Stored data
--------------------------------

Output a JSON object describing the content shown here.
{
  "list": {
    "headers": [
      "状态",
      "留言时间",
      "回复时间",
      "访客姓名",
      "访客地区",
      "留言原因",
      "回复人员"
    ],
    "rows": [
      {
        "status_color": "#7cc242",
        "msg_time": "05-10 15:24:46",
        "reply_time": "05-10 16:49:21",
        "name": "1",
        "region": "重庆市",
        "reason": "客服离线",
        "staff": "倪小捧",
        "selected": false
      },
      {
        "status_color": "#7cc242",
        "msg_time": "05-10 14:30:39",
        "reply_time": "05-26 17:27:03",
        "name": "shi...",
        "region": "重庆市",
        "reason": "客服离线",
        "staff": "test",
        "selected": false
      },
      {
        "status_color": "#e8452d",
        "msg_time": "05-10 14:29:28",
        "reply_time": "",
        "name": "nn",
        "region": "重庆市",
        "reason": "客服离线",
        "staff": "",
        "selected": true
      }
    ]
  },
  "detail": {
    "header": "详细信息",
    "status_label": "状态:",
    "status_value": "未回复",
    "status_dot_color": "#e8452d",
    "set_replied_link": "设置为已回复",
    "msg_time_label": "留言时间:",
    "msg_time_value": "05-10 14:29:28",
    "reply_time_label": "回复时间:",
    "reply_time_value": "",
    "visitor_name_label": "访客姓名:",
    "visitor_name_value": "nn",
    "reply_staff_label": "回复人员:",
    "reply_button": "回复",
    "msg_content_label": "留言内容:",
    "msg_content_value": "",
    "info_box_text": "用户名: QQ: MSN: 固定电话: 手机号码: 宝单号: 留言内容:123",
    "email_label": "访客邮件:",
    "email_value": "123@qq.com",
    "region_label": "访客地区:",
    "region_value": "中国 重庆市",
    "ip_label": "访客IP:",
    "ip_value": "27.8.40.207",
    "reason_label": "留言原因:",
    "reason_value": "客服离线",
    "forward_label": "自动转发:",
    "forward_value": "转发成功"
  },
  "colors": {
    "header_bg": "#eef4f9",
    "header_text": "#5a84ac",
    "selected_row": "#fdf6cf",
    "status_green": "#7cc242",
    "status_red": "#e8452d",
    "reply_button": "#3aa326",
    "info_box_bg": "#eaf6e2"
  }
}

--------------------------------

What the task asks:
Your task is to collect every line above that contains the word "留言内容".

Result:
    "msg_content_label": "留言内容:",
    "info_box_text": "用户名: QQ: MSN: 固定电话: 手机号码: 宝单号: 留言内容:123",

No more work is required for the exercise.